-------- Dataset records --------
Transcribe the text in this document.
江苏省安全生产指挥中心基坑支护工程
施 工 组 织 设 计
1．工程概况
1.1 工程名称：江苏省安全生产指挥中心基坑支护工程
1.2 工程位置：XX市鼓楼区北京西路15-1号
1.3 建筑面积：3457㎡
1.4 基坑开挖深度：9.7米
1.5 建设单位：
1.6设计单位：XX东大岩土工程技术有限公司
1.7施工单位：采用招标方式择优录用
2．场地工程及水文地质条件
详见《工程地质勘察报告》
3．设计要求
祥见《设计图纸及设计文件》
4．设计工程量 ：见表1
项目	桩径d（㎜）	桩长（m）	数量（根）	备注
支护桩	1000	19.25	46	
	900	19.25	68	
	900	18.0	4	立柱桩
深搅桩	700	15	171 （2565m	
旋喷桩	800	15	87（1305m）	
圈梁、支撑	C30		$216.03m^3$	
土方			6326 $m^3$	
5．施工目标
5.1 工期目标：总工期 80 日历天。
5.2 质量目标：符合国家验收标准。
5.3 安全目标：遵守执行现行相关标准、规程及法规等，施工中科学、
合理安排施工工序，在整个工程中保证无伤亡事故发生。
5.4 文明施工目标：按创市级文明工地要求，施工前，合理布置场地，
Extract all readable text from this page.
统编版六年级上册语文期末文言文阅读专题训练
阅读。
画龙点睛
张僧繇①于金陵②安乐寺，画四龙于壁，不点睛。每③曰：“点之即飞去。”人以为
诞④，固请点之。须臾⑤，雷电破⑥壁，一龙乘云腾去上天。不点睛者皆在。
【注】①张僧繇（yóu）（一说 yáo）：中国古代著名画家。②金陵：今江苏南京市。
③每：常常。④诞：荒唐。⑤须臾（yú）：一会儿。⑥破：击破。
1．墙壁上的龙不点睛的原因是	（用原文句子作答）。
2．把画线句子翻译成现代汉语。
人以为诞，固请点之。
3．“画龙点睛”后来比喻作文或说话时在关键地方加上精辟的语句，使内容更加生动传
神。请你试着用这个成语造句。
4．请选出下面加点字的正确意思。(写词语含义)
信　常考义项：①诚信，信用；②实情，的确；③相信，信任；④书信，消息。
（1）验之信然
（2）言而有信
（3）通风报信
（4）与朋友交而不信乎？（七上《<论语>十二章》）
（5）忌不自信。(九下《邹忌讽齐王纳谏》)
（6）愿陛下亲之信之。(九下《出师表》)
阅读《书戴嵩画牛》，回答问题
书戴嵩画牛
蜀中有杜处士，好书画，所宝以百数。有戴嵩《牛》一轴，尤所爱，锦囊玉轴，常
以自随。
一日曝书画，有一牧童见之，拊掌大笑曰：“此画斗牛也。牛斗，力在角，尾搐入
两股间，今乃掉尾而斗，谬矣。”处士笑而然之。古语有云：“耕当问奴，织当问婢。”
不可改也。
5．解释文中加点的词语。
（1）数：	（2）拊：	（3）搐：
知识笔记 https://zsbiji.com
--------
*What to produce*. Using the listing, say how many lines include the word "text", and add nothing else.

*Full answer*. 2